Work through the data below and give the number of lines holding "British", nothing more.

DATASET RECORDS.
◇ ◇ ◇ ◇ ◇ ◇ ◇

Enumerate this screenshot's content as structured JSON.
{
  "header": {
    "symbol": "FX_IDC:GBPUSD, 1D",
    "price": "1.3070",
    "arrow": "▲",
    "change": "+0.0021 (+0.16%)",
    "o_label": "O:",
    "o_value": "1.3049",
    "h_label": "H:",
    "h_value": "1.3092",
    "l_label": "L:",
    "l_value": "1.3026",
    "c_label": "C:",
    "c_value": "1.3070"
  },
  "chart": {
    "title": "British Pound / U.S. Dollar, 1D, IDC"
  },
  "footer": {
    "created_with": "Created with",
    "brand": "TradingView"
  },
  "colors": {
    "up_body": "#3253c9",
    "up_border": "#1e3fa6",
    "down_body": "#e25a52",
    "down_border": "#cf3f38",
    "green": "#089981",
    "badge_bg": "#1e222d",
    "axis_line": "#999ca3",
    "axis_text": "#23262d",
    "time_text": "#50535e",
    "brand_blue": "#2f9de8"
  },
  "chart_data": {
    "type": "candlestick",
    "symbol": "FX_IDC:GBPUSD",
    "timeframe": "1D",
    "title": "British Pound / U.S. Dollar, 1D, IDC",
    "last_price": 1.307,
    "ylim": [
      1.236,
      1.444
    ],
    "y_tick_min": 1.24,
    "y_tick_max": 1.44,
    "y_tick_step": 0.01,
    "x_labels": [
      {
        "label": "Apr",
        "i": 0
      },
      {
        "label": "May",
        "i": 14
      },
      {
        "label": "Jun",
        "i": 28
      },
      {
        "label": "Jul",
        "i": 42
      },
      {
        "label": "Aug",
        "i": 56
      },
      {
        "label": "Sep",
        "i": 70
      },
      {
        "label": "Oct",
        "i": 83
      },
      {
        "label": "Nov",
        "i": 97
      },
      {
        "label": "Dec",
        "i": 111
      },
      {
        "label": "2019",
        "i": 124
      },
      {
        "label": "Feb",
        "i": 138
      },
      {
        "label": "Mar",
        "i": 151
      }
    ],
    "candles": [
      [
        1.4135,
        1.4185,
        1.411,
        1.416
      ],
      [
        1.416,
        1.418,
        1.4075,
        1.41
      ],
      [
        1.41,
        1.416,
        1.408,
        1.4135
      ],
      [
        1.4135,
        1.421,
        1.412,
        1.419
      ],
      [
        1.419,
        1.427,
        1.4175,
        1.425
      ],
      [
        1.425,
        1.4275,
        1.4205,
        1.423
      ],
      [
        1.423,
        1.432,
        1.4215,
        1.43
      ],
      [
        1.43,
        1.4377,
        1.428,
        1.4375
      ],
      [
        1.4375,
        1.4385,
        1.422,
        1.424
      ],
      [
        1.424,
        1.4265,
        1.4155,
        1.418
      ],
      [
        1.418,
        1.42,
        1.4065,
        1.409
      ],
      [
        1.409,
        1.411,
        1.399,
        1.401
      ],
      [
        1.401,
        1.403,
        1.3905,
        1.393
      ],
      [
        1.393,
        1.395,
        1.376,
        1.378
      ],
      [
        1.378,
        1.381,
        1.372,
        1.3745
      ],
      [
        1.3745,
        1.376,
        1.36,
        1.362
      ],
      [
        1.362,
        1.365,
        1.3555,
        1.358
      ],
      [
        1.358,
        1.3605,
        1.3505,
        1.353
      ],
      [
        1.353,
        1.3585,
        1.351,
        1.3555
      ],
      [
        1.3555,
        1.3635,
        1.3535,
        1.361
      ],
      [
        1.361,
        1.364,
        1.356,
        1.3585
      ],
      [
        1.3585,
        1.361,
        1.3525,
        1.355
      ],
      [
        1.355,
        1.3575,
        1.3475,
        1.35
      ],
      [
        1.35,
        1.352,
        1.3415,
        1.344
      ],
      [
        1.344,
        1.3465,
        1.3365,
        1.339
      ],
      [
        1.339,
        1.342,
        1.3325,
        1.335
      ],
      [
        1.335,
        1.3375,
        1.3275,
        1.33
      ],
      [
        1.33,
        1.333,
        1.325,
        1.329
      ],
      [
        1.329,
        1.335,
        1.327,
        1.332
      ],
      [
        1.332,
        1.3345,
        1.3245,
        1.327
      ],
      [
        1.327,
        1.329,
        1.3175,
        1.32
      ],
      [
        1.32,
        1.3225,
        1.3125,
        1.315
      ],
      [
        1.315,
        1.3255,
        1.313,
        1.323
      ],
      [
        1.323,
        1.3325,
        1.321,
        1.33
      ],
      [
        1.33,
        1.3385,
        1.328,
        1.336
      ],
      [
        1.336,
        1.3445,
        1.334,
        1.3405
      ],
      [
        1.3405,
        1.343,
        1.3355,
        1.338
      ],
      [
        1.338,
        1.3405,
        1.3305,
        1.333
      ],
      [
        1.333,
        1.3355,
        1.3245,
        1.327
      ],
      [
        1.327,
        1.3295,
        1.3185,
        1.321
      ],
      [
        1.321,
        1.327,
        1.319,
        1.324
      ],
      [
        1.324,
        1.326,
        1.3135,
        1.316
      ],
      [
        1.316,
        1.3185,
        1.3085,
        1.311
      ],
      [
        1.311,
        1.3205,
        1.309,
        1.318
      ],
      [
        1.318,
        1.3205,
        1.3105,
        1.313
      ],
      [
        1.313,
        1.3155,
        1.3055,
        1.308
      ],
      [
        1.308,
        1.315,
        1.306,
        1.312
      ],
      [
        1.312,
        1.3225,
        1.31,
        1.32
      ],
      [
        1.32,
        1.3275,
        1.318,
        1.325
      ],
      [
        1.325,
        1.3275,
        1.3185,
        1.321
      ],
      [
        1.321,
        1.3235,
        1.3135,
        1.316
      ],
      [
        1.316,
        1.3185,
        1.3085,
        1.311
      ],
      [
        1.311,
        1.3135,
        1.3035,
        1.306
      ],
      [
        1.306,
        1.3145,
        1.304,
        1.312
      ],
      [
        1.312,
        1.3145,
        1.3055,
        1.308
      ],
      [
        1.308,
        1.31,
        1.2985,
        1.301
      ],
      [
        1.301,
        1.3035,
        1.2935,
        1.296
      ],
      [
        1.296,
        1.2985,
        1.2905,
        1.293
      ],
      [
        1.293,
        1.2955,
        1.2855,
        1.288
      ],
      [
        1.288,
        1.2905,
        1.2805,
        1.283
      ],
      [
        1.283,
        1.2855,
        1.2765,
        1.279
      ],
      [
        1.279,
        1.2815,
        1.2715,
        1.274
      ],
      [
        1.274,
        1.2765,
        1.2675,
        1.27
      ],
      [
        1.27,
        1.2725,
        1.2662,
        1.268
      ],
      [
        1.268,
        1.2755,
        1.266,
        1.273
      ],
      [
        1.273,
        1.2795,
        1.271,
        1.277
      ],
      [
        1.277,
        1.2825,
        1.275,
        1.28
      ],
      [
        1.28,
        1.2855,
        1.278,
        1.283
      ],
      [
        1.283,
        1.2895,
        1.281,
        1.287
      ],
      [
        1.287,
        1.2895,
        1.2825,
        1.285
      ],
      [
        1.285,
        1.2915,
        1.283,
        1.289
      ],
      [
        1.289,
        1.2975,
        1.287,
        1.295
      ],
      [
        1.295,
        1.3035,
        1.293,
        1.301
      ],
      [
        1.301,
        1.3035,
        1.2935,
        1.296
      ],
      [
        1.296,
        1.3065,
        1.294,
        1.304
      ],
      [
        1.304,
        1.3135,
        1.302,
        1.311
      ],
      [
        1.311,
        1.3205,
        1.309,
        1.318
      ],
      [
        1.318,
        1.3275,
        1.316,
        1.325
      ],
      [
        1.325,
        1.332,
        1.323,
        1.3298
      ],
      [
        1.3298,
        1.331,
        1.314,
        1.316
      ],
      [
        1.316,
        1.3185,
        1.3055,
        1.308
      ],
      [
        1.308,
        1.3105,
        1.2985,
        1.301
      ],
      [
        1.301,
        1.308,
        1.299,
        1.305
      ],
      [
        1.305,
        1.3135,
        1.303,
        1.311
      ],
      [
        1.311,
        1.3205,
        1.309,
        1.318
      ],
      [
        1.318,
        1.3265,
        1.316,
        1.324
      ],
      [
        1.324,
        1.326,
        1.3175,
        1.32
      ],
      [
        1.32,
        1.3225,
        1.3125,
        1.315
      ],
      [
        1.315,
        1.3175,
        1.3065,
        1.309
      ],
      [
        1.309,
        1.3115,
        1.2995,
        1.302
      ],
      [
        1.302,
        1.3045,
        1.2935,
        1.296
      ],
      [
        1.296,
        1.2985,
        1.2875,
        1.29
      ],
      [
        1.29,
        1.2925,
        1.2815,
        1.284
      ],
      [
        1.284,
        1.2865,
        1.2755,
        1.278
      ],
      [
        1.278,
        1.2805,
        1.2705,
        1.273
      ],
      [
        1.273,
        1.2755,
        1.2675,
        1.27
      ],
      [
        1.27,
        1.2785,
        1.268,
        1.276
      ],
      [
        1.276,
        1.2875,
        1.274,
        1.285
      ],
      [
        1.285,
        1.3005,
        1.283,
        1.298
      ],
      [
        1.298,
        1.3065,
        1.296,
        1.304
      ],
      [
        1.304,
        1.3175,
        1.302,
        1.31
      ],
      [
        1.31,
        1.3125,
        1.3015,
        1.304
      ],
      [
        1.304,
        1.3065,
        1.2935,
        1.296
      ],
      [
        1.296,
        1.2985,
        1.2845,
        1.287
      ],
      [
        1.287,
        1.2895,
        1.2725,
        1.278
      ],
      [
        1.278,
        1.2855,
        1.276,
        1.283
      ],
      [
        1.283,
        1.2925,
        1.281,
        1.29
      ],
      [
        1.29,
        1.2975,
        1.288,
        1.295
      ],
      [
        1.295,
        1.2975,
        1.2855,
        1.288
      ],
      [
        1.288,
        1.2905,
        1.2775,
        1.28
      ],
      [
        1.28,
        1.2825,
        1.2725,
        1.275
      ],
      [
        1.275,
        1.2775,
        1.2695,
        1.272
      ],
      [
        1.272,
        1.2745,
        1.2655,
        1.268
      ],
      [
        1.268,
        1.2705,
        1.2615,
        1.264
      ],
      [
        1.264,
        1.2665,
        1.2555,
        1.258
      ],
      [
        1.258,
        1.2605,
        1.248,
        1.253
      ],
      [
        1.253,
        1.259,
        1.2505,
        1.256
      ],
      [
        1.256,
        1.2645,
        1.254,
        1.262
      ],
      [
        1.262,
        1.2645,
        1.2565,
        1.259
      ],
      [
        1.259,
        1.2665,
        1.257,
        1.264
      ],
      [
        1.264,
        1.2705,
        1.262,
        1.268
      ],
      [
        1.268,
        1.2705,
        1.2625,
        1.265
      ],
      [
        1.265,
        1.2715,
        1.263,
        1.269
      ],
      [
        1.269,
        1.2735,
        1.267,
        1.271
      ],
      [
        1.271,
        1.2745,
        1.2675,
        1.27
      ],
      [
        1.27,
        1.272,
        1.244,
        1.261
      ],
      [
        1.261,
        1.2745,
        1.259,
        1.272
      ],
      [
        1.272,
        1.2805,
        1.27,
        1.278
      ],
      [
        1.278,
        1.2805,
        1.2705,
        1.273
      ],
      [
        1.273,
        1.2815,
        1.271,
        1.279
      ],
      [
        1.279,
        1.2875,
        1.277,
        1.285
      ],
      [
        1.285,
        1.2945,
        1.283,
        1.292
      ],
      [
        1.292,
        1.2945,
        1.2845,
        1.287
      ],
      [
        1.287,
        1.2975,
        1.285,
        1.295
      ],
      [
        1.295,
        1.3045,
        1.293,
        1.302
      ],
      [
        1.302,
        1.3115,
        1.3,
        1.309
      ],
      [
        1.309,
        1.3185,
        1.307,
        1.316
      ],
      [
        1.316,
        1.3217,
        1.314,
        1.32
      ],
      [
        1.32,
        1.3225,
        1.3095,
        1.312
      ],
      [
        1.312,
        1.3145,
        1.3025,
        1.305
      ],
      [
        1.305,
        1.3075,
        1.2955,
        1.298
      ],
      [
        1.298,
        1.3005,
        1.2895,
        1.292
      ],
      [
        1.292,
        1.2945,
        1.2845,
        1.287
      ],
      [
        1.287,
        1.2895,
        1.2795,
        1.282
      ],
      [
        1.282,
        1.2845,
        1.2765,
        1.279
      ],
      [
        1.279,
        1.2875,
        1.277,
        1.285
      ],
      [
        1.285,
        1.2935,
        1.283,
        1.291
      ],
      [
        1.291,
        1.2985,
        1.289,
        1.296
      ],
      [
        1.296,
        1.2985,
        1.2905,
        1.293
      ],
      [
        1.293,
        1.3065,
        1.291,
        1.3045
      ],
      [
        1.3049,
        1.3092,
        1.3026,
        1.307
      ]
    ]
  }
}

◇ ◇ ◇ ◇ ◇ ◇ ◇

EXERCISE OUTPUT.
2